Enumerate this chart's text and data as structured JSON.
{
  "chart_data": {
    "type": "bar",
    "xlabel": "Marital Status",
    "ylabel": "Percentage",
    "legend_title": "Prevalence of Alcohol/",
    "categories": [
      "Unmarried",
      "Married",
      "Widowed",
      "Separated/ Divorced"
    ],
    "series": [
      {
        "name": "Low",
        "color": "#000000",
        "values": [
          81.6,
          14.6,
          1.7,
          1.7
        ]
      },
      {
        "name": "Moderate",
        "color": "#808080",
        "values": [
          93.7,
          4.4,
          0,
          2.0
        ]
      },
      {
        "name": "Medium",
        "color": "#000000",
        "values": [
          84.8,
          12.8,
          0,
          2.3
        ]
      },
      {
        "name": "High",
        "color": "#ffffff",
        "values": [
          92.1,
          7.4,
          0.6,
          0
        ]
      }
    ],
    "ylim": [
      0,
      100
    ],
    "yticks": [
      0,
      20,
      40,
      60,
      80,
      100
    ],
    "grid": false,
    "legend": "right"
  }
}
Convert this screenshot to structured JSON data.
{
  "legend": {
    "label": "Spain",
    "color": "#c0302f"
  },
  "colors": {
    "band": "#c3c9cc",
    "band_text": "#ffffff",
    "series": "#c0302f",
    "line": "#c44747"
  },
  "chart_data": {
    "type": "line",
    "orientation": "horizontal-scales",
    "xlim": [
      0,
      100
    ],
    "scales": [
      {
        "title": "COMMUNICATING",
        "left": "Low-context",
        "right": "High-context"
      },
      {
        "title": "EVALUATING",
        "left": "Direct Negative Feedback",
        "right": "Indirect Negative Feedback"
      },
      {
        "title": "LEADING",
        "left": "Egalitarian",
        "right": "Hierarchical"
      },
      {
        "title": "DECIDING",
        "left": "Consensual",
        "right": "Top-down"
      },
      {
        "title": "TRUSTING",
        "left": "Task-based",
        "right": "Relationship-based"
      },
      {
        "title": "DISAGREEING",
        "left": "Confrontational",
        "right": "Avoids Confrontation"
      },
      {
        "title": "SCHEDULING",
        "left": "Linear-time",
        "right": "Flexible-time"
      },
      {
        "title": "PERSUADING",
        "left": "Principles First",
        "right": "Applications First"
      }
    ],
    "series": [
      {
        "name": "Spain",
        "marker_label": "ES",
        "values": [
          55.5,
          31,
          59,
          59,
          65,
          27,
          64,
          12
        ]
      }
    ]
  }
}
··········
PROBLEM REQUIREMENTS — Search the entries for the string "name" and collect each line that has it.

SOLUTION BELOW —
        "name": "Low",
        "name": "Moderate",
        "name": "Medium",
        "name": "High",
        "name": "Spain",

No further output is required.